▸ Instructions for the task:
Which lines hold the string "Winter"? Copy every one of them.
===== Supplied entries
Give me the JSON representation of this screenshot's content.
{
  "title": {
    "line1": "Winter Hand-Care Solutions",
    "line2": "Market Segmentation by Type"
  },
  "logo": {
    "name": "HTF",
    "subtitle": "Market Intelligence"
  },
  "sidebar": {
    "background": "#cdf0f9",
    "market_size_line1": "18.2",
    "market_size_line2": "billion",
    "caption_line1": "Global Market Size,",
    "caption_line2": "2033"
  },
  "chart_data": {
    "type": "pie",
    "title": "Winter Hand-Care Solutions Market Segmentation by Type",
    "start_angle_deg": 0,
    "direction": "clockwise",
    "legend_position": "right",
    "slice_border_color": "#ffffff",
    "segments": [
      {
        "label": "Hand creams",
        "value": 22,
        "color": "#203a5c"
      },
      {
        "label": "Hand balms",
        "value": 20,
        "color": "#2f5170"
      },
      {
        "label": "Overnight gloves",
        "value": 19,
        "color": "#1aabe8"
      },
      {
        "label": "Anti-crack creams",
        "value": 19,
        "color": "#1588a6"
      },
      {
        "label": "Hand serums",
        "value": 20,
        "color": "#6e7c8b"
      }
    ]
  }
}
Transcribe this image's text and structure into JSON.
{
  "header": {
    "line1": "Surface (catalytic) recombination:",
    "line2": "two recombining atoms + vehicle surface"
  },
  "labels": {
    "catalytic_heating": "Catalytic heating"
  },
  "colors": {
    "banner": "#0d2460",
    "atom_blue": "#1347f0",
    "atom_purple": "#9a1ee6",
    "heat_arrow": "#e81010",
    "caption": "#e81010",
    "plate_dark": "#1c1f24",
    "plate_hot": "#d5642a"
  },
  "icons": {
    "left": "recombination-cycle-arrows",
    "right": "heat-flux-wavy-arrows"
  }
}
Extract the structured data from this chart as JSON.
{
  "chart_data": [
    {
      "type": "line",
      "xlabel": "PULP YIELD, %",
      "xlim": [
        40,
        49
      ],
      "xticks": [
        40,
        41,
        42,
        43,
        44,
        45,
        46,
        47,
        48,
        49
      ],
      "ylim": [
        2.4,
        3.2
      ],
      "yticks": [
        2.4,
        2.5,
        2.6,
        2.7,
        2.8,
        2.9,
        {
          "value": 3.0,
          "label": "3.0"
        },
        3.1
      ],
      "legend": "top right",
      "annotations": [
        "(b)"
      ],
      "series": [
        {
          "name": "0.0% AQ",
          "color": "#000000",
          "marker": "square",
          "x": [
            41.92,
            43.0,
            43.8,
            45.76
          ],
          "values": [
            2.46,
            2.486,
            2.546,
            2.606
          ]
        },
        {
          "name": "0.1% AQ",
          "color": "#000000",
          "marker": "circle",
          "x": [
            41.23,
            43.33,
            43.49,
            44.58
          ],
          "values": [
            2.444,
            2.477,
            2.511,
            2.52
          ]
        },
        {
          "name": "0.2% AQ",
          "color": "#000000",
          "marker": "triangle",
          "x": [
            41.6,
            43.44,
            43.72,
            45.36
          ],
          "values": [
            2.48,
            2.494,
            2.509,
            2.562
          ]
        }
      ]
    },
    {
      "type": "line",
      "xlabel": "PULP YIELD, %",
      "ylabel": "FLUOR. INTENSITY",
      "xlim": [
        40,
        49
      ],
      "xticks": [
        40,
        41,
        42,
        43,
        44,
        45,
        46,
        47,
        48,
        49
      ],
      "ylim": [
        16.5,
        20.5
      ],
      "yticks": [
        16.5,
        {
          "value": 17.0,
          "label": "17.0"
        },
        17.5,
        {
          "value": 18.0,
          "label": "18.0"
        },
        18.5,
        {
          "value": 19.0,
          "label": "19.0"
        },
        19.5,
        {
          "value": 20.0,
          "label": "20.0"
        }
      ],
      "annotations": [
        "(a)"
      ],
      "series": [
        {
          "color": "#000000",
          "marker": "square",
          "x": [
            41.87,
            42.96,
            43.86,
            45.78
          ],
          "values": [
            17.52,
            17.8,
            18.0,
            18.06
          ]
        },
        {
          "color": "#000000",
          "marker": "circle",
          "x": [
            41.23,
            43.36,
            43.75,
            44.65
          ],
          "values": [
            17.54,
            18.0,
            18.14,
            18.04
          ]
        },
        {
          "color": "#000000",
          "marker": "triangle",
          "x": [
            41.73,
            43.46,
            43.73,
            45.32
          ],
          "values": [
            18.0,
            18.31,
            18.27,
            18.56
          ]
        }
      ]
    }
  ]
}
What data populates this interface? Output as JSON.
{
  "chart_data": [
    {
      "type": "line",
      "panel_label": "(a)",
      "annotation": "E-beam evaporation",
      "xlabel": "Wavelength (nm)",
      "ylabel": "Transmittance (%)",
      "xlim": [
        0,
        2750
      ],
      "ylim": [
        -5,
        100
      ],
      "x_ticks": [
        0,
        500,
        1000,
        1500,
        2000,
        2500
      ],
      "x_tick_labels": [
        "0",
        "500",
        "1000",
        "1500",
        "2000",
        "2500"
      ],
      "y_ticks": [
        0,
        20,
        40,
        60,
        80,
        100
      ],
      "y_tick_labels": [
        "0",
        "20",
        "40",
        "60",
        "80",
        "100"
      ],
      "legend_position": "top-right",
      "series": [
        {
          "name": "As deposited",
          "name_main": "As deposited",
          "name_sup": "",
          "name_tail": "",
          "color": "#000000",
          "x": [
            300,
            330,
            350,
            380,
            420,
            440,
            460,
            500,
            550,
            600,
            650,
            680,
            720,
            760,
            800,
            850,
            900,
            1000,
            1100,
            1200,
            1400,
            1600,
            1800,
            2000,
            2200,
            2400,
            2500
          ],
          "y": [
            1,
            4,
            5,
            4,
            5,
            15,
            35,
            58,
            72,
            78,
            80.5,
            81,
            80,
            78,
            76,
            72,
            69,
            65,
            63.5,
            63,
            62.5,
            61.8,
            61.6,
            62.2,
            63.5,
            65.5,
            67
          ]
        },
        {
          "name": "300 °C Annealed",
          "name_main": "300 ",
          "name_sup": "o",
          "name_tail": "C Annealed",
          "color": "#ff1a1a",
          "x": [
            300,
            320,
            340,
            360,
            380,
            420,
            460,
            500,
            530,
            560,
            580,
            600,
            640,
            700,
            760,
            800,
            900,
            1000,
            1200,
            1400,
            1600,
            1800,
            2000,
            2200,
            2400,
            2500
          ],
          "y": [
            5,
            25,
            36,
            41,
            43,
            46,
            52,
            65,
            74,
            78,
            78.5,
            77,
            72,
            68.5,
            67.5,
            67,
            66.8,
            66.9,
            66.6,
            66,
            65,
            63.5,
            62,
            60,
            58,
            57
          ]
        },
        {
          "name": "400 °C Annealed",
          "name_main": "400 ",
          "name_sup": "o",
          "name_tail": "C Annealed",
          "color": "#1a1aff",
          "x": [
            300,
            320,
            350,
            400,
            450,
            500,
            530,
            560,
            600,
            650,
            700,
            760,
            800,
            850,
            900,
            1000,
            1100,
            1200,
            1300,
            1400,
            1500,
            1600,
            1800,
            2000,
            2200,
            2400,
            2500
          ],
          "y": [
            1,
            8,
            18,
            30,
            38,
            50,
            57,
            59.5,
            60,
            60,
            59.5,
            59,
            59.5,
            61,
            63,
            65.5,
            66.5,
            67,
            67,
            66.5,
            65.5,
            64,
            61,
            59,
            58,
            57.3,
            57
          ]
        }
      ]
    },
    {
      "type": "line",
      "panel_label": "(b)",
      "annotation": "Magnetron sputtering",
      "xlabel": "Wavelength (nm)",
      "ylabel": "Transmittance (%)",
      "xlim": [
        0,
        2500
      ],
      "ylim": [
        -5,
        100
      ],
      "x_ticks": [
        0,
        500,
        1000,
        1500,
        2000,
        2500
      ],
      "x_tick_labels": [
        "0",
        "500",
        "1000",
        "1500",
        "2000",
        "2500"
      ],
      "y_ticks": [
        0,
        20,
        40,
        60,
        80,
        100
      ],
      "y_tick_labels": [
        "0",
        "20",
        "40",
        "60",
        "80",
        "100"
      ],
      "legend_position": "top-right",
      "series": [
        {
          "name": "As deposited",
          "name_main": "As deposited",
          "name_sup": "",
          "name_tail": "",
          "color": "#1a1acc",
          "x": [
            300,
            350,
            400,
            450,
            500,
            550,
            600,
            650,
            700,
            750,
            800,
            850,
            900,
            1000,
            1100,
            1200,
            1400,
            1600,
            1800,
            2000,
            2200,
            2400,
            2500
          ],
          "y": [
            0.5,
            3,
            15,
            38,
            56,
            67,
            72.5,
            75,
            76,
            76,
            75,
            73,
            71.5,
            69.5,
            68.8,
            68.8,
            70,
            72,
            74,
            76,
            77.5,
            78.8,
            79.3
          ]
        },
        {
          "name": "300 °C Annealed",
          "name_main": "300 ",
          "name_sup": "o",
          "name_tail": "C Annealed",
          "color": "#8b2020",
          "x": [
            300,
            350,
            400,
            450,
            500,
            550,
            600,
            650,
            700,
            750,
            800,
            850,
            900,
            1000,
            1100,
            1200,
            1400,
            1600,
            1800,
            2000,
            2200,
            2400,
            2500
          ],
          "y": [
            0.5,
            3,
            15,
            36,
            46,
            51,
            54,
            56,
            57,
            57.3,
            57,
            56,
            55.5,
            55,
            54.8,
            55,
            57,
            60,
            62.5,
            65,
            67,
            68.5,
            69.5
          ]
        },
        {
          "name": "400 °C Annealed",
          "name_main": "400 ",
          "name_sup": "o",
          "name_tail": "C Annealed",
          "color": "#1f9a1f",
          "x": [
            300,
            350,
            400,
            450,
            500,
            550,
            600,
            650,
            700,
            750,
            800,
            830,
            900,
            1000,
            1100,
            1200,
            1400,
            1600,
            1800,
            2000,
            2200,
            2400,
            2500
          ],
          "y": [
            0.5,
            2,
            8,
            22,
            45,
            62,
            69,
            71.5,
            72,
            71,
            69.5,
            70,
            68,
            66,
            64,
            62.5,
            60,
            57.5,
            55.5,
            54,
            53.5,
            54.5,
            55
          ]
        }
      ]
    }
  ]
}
==========
▸ Problem solution:
    "line1": "Winter Hand-Care Solutions",
    "title": "Winter Hand-Care Solutions Market Segmentation by Type",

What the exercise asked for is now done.